* **EXERCISE DIRECTIONS**
Identify all lines in the data containing the string "Past". Copy them out.

== TASK DATA

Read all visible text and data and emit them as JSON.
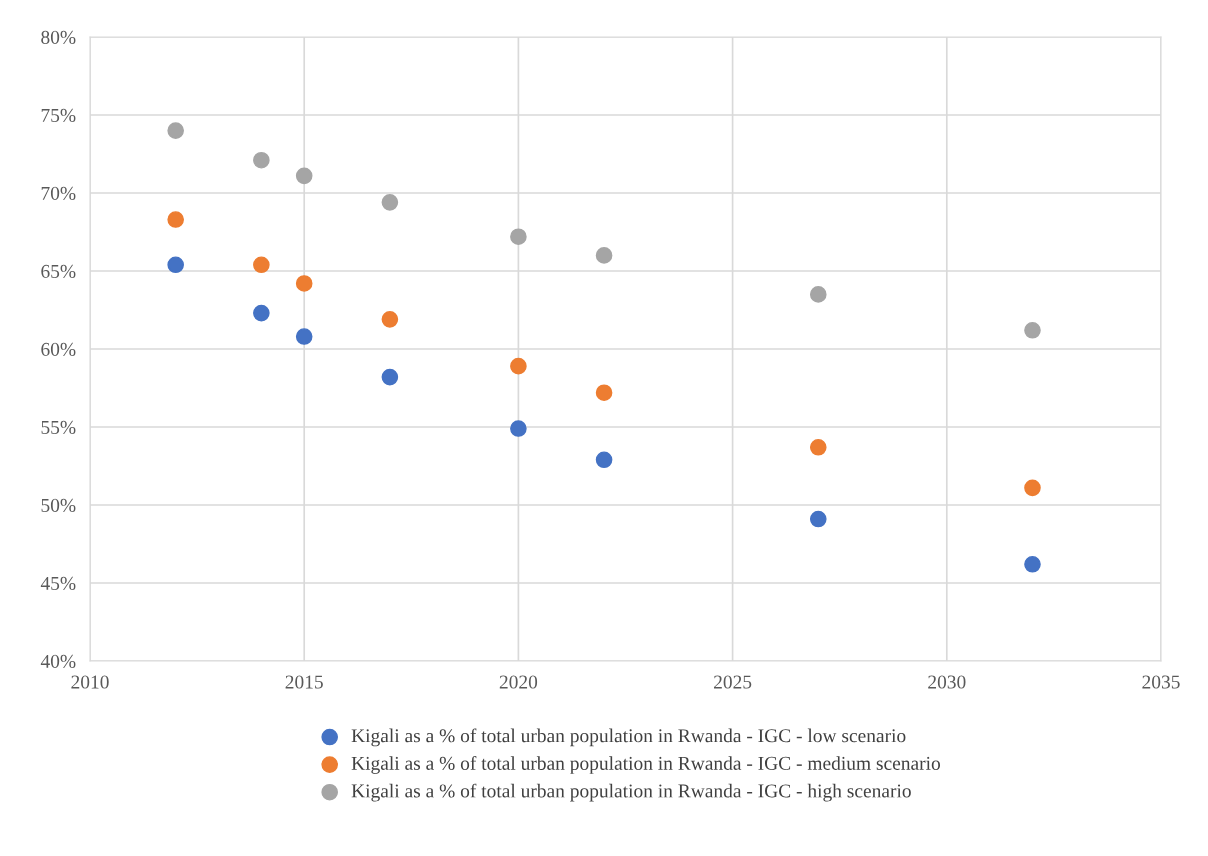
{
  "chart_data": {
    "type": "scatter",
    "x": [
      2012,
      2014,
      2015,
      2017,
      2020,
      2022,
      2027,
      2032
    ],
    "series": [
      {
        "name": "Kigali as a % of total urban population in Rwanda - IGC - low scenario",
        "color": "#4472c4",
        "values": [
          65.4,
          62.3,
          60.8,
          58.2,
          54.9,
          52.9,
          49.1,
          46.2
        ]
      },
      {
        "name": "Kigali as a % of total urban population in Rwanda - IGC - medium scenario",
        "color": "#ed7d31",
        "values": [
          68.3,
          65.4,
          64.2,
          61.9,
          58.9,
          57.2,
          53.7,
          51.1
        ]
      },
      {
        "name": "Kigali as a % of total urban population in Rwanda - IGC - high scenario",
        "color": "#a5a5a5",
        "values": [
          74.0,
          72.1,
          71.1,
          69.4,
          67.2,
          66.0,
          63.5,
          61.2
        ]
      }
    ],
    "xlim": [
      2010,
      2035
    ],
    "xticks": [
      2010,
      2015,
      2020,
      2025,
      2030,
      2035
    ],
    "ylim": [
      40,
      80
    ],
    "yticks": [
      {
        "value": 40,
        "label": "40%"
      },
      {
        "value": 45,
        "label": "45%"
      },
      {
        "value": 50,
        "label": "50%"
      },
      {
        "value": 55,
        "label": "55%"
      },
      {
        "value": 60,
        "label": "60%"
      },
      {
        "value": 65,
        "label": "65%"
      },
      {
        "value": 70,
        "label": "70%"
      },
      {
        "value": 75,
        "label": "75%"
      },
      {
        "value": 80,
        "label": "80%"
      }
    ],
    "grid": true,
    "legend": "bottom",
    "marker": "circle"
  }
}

====
== TASK DATA

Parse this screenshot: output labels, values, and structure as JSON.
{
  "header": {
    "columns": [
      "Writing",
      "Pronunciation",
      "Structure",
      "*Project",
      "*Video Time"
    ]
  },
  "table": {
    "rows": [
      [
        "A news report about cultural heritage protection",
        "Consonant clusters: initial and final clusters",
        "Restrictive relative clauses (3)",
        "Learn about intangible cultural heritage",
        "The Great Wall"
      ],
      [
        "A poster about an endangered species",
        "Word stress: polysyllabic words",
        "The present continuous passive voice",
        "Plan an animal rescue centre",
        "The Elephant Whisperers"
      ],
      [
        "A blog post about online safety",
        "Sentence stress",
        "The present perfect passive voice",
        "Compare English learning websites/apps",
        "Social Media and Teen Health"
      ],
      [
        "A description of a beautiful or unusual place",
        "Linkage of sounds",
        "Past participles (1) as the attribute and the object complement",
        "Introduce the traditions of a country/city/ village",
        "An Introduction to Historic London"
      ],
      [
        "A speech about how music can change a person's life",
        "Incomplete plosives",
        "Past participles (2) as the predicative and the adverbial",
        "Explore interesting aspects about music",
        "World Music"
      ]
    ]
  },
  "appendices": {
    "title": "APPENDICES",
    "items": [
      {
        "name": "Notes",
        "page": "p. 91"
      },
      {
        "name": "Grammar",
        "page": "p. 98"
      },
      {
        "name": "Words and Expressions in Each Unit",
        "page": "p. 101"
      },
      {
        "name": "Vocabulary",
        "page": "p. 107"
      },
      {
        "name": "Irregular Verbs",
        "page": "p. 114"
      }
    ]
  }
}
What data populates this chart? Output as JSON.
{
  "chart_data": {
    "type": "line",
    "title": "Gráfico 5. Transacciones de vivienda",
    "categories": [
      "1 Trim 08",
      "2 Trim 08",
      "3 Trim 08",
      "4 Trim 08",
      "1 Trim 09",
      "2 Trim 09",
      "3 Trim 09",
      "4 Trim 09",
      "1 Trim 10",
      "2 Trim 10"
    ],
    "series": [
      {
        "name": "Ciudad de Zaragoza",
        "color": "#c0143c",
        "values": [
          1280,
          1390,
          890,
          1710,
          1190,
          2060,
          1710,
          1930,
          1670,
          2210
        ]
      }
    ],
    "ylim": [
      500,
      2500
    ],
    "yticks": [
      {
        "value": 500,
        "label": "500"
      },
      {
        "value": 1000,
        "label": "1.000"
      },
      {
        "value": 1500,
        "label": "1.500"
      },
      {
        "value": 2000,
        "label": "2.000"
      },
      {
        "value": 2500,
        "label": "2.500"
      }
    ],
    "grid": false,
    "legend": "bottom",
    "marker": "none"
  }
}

====

* **EXERCISE RESULT**
        "Past participles (1) as the attribute and the object complement",
        "Past participles (2) as the predicative and the adverbial",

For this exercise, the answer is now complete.